Data to process
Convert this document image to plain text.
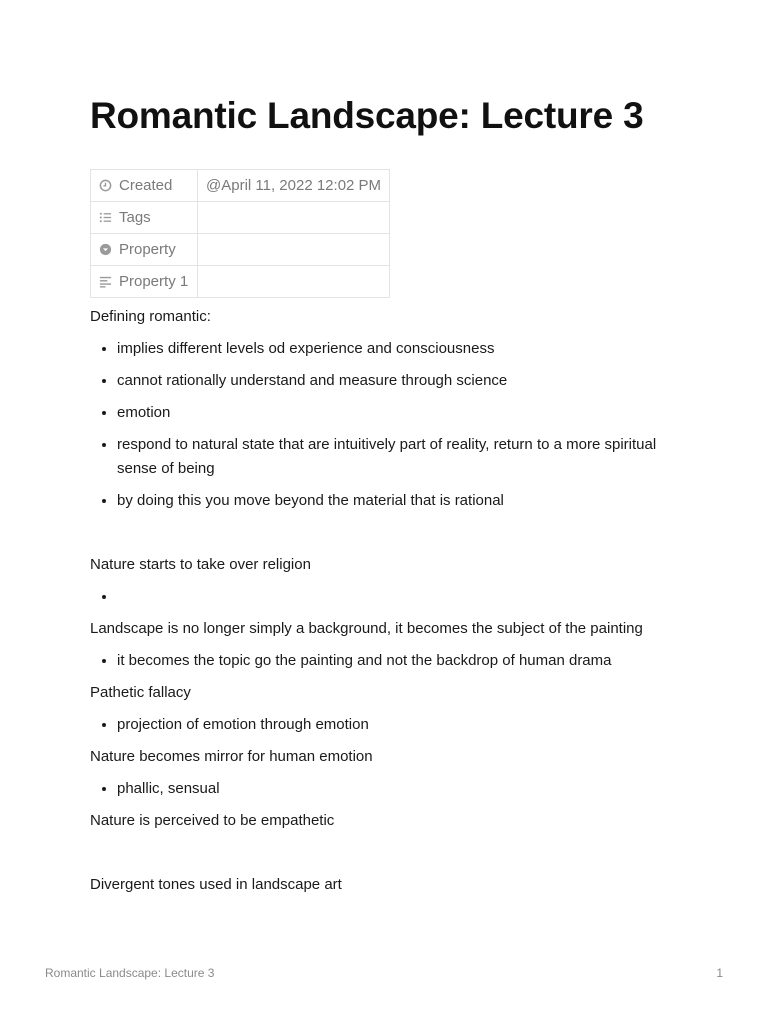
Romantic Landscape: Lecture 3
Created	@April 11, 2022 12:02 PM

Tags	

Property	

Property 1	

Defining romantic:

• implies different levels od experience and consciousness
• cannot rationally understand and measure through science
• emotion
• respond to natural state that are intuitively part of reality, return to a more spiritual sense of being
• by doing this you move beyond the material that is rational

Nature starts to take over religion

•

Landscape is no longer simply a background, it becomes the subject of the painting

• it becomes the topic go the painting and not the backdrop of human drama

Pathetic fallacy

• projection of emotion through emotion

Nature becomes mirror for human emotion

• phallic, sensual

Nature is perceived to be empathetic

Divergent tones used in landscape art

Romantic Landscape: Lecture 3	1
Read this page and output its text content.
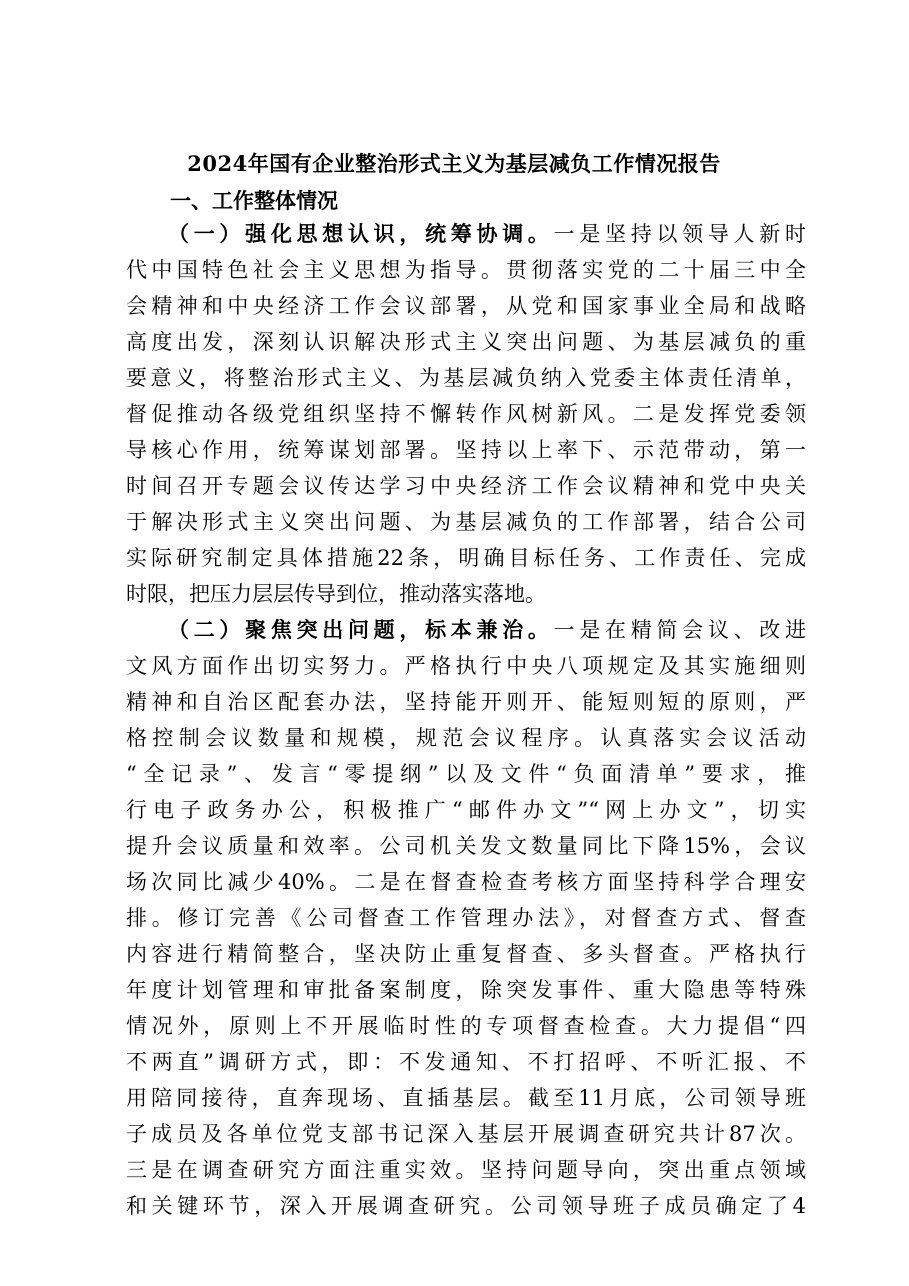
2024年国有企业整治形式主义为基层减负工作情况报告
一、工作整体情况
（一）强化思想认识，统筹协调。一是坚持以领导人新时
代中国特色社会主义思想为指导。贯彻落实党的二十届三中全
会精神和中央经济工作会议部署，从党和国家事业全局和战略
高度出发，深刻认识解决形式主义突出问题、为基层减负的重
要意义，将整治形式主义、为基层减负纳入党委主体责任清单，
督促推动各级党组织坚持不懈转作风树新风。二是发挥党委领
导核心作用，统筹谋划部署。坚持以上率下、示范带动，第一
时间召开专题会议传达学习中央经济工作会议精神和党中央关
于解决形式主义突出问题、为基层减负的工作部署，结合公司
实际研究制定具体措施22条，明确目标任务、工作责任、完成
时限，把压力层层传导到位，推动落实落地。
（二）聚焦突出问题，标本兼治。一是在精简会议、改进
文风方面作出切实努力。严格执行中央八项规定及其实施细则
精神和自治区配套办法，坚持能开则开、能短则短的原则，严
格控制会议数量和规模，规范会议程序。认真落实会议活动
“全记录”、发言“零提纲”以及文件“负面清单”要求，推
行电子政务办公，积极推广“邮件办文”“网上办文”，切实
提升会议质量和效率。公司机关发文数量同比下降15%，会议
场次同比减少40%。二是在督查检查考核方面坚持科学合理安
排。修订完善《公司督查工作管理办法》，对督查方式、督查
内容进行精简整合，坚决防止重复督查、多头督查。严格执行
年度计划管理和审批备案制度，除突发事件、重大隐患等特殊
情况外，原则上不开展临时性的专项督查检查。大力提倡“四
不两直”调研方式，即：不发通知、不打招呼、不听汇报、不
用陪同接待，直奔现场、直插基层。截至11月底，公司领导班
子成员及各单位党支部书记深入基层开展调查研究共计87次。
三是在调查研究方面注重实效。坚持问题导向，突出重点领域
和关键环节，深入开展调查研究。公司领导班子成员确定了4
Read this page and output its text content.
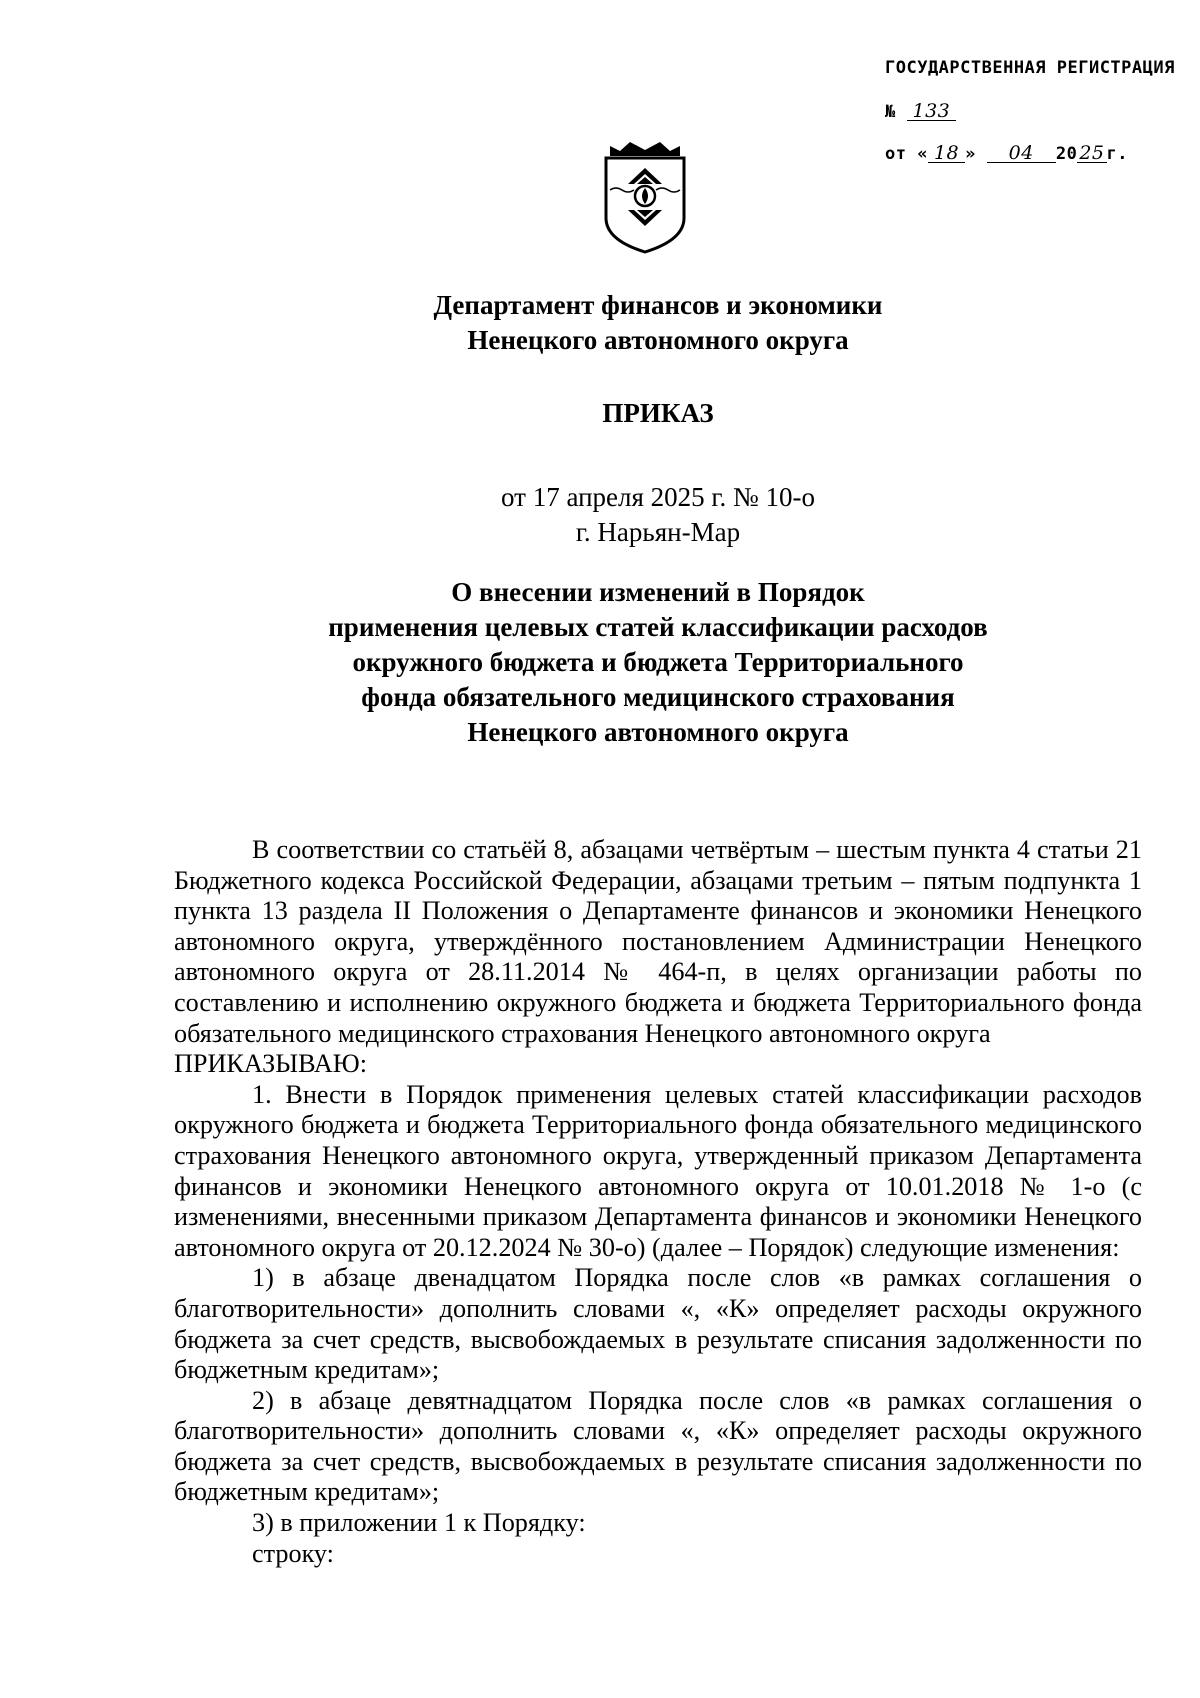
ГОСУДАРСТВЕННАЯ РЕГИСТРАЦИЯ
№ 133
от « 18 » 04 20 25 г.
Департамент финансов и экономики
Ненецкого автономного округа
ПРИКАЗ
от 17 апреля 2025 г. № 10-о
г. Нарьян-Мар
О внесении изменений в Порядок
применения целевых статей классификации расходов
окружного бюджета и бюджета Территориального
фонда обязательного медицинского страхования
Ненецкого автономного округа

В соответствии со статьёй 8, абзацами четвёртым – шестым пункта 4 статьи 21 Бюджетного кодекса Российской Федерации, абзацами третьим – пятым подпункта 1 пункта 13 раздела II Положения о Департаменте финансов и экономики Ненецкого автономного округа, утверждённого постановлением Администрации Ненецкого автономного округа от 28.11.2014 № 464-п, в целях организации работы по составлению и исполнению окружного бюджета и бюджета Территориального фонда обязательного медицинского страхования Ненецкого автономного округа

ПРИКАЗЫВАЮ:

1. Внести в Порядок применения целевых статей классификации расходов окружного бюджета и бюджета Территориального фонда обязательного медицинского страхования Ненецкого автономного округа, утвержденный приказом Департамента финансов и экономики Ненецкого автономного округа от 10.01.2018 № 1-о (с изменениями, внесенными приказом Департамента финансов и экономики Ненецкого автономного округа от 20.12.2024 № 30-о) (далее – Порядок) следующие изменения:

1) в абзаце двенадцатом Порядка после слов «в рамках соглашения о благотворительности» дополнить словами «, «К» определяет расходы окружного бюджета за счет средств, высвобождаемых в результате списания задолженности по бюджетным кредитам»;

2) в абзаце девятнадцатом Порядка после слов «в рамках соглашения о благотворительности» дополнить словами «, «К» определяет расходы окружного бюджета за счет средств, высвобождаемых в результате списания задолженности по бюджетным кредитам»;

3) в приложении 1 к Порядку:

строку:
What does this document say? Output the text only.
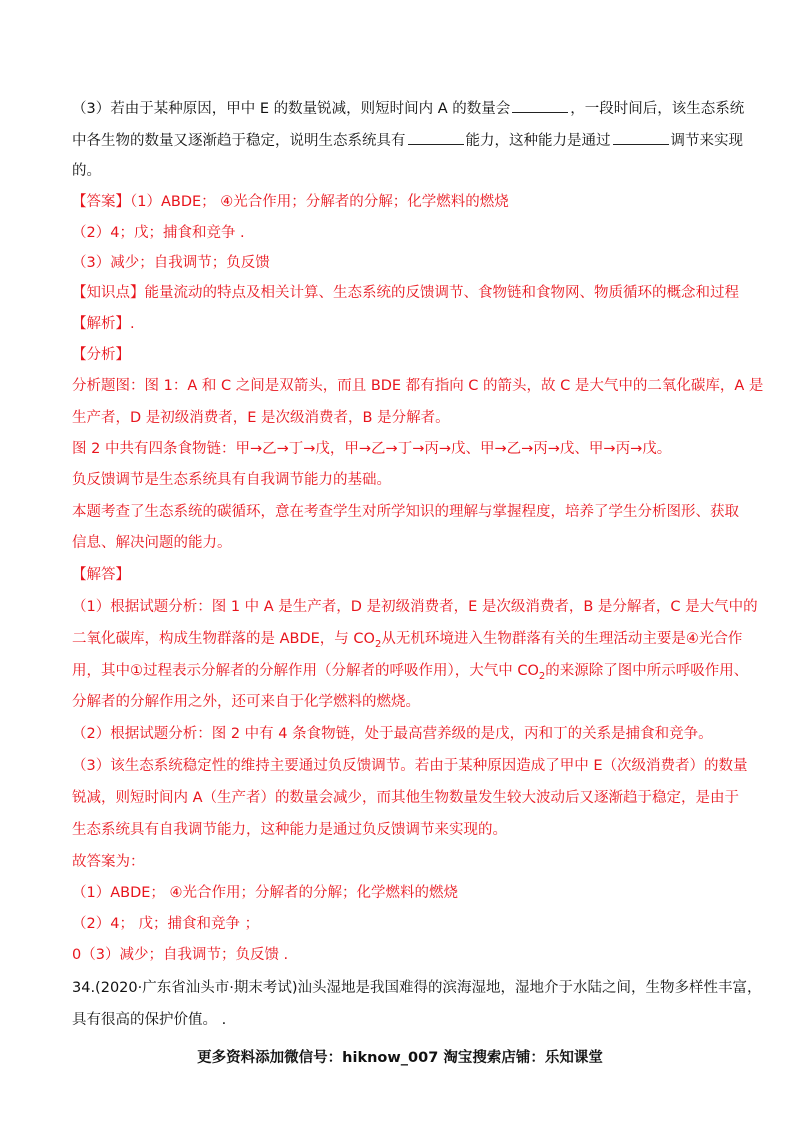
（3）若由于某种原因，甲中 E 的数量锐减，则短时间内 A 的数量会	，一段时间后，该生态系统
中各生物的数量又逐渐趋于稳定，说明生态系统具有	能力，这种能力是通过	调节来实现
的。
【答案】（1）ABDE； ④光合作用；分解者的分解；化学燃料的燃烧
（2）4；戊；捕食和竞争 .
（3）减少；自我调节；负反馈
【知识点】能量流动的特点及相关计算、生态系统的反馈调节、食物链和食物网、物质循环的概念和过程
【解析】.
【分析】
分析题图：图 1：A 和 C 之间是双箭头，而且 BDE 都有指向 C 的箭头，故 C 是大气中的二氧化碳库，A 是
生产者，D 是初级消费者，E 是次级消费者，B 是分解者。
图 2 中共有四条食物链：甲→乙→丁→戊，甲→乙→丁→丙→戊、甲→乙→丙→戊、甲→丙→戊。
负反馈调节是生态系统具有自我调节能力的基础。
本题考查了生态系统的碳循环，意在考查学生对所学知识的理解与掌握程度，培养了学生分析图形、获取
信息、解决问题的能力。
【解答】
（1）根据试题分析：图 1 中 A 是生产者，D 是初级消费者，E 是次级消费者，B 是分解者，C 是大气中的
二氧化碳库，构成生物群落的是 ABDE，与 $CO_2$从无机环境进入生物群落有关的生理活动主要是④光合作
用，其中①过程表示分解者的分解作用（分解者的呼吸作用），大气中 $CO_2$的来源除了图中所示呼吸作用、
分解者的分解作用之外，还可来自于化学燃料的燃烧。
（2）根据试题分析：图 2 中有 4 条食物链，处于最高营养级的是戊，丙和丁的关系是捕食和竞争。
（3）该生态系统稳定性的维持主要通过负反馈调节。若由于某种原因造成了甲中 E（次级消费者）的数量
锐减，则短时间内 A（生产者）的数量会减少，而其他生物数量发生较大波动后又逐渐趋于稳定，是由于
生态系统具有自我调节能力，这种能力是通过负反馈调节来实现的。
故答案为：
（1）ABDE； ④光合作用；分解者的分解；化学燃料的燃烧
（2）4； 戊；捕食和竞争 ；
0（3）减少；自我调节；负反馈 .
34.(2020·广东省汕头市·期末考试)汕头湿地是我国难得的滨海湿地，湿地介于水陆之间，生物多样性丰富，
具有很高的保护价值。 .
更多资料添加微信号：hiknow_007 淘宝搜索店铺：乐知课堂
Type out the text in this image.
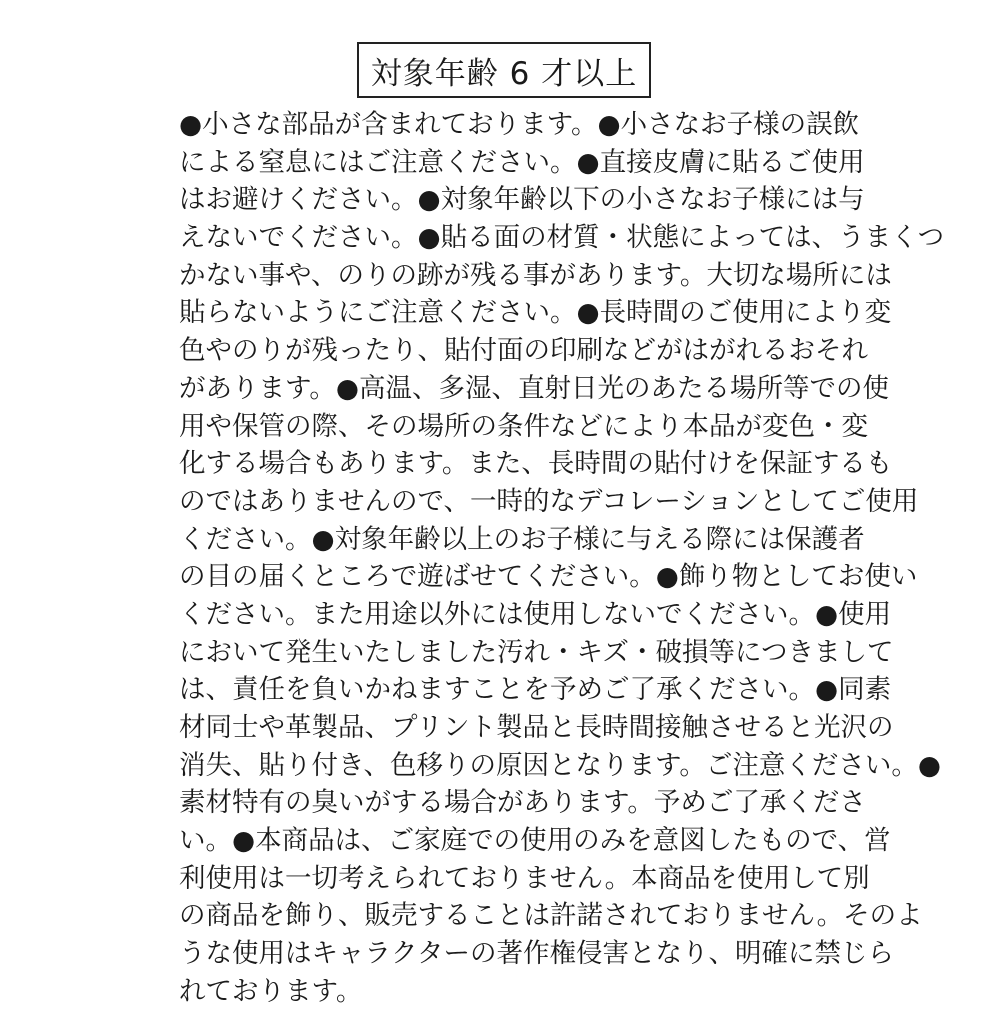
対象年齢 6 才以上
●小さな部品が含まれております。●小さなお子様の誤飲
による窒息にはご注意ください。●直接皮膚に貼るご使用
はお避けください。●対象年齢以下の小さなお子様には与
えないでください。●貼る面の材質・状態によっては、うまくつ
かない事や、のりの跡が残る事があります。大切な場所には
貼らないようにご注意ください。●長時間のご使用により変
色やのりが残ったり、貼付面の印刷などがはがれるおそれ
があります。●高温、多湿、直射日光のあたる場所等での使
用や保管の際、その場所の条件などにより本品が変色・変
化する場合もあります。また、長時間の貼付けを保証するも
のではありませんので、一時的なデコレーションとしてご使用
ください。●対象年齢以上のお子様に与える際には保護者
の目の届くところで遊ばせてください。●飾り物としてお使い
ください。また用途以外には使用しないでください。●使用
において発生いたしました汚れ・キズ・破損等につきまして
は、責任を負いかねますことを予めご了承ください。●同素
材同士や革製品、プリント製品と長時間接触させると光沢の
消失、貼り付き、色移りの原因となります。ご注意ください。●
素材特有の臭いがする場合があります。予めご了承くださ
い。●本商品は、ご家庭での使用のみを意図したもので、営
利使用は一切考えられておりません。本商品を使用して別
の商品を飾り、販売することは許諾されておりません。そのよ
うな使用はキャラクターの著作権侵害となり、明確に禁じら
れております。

Problem details
Gather up, from the records above, each line where the word "是次级消费者" appears.

Solved problem
生产者，D 是初级消费者，E 是次级消费者，B 是分解者。
（1）根据试题分析：图 1 中 A 是生产者，D 是初级消费者，E 是次级消费者，B 是分解者，C 是大气中的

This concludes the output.